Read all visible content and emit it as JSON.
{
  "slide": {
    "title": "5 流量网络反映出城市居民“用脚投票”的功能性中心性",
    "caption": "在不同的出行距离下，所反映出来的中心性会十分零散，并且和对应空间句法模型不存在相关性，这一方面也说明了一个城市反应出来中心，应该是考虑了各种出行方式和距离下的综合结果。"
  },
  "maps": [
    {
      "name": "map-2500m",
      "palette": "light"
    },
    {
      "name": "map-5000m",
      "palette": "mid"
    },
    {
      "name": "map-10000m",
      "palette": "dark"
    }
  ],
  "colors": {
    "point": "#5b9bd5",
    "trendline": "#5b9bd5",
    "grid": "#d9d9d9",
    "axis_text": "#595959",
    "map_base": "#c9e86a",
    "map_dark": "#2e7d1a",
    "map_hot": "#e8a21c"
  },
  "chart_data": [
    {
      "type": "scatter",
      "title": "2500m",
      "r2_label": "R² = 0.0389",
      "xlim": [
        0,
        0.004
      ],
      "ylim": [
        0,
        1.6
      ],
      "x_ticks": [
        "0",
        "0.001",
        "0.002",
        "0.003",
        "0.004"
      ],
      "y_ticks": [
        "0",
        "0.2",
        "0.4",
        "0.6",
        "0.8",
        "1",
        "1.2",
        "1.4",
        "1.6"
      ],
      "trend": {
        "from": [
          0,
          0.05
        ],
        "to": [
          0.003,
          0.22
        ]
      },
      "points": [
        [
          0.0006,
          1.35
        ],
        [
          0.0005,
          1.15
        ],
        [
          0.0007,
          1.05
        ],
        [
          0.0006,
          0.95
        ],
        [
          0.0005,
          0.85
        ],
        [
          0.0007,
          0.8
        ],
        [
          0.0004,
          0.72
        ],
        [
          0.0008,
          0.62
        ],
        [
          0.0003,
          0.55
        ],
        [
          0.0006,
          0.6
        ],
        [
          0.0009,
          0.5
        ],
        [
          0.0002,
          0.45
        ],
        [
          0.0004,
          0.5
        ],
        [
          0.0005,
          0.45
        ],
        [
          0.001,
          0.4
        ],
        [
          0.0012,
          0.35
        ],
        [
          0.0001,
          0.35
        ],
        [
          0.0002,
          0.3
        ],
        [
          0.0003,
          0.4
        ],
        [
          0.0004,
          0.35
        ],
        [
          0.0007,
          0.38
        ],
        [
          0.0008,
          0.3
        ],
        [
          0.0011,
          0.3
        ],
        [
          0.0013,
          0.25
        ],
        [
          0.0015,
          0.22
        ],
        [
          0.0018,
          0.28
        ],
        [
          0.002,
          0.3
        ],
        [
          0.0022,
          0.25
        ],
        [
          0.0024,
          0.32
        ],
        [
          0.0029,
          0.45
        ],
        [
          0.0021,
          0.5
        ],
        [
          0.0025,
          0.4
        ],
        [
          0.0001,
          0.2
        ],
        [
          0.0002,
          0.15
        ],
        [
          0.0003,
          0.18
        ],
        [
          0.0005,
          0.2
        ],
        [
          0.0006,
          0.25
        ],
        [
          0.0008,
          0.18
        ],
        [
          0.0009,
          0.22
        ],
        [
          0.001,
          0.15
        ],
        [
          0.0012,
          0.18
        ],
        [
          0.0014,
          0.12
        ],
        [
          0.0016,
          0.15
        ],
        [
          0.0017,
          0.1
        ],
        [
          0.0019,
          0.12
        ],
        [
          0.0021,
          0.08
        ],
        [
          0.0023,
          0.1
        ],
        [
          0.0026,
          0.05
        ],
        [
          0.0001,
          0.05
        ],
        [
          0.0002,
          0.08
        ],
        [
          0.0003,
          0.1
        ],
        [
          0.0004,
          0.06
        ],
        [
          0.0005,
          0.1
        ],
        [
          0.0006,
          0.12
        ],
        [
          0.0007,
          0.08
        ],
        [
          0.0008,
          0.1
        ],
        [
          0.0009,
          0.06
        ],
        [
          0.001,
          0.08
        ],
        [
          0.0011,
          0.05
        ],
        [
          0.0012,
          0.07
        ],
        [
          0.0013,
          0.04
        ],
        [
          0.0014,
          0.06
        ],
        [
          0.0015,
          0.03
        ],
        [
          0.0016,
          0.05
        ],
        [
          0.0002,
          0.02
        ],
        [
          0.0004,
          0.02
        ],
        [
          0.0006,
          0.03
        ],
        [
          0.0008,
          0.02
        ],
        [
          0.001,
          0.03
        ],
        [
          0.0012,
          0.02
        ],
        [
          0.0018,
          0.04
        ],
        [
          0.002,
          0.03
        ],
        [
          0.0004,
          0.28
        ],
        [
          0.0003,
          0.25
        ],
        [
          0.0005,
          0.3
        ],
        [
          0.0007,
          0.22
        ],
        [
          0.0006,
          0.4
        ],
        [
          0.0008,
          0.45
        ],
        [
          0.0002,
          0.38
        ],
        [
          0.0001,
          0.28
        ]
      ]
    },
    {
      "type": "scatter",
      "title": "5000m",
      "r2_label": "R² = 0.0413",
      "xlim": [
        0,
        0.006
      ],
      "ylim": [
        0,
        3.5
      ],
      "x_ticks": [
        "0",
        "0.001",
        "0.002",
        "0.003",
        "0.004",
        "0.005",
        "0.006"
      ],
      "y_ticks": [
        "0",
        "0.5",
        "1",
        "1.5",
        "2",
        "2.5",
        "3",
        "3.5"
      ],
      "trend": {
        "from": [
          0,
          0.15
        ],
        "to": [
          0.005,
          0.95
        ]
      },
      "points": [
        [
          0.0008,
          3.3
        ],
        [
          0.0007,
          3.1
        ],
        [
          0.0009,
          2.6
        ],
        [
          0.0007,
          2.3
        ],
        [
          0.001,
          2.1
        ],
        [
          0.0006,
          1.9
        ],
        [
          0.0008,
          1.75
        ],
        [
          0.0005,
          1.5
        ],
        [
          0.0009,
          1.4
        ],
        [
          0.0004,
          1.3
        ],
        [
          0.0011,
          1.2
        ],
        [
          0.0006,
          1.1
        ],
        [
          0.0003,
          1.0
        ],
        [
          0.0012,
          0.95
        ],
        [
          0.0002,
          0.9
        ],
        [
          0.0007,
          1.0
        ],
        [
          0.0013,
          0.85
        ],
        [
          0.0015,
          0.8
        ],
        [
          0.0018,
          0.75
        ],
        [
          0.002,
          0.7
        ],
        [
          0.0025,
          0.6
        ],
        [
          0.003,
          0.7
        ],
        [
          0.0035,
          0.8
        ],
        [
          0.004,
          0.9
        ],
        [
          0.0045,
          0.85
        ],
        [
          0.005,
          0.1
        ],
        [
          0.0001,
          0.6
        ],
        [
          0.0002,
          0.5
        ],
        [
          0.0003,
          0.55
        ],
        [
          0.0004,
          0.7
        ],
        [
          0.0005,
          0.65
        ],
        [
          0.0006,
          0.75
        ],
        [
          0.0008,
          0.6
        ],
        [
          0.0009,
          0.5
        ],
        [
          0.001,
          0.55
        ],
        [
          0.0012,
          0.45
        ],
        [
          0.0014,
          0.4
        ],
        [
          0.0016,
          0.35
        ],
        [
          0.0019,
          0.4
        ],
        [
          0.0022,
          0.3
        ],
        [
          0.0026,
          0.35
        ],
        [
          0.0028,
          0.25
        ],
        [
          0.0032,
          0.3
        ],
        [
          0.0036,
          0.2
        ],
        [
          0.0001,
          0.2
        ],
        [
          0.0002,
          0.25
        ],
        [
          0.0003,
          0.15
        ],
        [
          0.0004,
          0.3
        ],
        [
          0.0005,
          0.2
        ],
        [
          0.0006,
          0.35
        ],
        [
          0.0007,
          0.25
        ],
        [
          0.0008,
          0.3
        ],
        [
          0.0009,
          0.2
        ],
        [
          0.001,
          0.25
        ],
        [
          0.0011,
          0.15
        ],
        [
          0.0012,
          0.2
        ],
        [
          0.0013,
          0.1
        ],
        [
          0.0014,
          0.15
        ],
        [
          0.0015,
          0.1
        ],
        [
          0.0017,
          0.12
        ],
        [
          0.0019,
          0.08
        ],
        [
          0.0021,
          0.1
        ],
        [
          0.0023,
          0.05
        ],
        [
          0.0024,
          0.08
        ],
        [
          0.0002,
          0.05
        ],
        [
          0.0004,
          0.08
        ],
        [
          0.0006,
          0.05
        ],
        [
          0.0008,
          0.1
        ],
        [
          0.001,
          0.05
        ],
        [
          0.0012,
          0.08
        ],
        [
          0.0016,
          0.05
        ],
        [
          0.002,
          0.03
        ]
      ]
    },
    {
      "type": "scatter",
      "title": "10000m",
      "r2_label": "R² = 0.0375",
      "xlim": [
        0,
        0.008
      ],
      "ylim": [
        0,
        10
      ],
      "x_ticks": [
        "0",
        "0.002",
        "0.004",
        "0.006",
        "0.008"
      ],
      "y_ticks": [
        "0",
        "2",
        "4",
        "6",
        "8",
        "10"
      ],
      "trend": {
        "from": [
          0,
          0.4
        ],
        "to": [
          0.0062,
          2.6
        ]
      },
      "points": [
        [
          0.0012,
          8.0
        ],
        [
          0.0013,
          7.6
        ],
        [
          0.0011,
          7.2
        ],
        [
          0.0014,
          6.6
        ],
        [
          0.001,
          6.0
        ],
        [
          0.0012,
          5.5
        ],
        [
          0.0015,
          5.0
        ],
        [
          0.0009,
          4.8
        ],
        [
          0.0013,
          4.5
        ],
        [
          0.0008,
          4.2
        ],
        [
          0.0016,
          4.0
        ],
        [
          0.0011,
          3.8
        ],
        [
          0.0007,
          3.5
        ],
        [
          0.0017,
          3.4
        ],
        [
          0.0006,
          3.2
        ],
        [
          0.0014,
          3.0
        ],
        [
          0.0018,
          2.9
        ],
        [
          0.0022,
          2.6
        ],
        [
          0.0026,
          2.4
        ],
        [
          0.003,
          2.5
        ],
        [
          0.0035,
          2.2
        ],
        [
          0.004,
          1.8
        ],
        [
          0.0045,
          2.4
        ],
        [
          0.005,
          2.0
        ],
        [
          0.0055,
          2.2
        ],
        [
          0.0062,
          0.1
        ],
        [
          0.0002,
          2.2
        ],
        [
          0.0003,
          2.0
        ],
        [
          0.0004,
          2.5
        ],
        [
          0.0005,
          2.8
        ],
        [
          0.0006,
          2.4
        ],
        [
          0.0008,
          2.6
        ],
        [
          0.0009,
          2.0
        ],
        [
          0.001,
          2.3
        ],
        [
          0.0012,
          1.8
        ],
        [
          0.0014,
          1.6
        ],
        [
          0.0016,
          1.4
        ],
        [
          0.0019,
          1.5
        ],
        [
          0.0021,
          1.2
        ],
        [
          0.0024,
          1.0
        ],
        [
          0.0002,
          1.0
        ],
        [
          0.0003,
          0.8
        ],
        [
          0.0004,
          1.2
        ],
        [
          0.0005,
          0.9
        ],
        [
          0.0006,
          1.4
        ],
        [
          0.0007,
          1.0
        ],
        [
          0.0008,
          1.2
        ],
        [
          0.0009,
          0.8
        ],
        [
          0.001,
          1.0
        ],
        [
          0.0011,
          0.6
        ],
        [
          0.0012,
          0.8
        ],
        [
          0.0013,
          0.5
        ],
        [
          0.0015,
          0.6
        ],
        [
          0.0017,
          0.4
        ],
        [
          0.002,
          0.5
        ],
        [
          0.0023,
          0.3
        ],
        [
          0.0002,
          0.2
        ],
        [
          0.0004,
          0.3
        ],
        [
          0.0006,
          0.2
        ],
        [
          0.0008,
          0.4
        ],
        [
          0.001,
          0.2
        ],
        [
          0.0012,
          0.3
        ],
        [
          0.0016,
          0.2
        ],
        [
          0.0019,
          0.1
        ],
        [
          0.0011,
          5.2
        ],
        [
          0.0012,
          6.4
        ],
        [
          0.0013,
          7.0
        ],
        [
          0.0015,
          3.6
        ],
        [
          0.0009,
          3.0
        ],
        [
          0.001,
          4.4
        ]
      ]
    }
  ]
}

----

**Your objective**: Copy out each line of the data containing the string "name".

**Complete response**:
      "name": "map-2500m",
      "name": "map-5000m",
      "name": "map-10000m",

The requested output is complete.